TASK REQUIREMENTS
Copy each line of the records that contains the word "ylabel".

Dataset records
□ □ □ □ □
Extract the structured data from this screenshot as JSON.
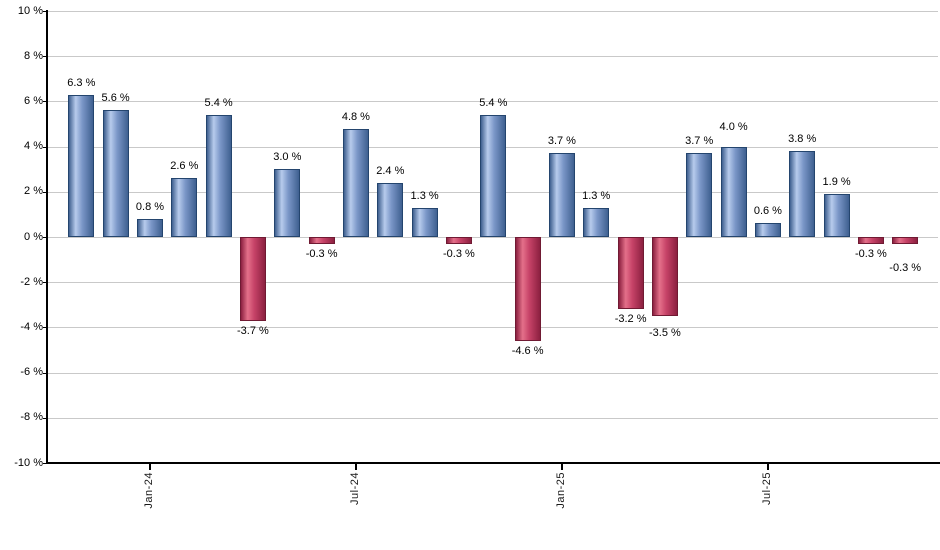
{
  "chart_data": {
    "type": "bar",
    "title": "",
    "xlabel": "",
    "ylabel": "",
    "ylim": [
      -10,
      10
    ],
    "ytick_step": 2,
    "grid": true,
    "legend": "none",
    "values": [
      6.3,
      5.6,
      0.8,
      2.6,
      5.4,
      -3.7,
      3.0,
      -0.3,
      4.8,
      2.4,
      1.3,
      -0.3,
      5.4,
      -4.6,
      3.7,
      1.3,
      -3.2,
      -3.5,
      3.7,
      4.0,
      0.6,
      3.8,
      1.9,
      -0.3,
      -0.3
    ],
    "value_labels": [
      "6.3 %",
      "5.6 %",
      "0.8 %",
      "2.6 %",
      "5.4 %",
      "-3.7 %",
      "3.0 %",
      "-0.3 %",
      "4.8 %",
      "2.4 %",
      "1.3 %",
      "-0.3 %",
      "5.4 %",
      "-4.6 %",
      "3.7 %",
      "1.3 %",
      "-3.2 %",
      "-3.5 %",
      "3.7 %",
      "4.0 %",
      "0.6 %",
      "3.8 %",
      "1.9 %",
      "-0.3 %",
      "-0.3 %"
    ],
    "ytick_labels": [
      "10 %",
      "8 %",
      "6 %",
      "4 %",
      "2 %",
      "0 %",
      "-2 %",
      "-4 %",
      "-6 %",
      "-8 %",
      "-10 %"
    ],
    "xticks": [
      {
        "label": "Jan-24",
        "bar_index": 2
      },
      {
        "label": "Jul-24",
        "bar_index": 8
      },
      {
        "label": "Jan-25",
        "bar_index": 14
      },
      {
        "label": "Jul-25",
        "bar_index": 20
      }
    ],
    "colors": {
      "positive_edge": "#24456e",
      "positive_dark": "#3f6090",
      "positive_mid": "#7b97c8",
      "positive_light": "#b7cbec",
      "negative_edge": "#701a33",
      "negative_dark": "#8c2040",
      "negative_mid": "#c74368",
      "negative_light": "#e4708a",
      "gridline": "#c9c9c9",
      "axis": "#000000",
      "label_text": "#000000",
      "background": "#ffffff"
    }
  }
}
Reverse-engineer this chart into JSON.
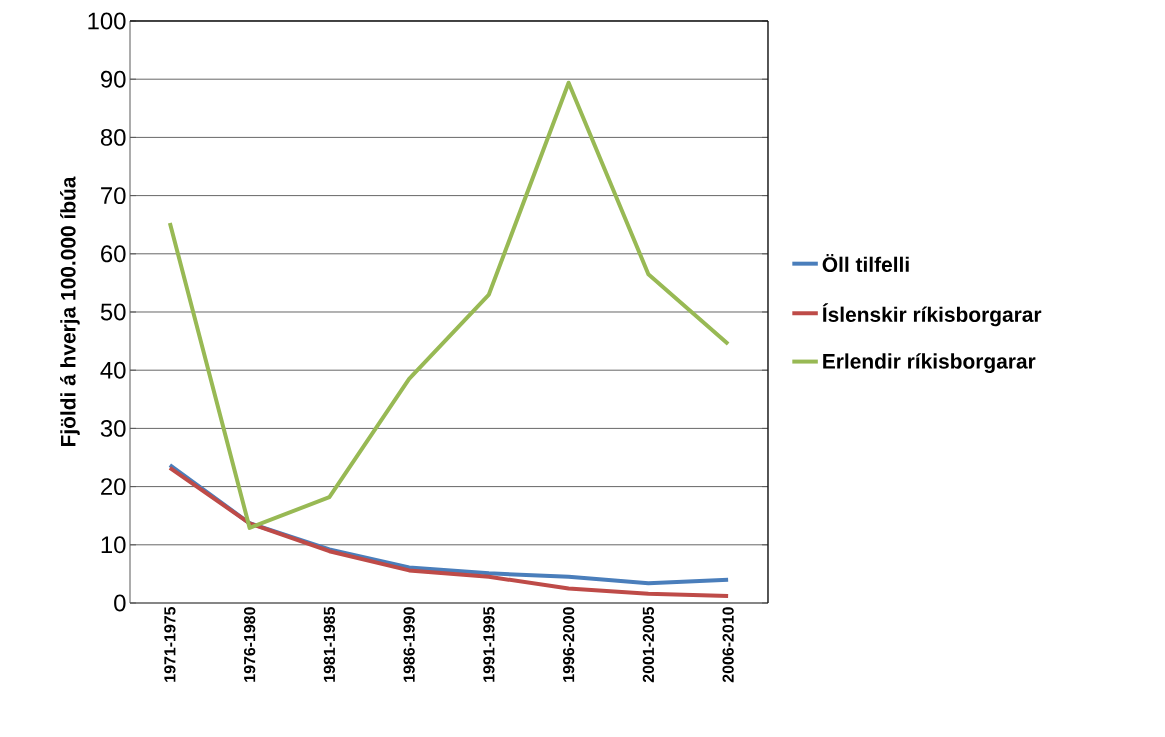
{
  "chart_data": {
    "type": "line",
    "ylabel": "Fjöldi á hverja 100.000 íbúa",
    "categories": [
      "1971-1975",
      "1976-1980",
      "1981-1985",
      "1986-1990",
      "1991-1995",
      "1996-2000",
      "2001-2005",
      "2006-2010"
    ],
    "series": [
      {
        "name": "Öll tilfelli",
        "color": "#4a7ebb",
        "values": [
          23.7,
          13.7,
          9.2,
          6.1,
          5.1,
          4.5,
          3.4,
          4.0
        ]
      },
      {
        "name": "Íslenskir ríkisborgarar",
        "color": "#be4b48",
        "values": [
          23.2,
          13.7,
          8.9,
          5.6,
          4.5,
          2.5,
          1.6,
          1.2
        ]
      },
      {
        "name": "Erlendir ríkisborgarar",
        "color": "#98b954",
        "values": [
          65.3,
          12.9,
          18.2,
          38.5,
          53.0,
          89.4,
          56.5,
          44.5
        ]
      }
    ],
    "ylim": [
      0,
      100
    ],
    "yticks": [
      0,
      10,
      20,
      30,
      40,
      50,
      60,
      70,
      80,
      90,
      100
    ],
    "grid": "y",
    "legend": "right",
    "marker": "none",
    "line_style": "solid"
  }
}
□ □ □ □ □
COMPLETED EXERCISE
    "ylabel": "",
    "ylabel": "Fjöldi á hverja 100.000 íbúa",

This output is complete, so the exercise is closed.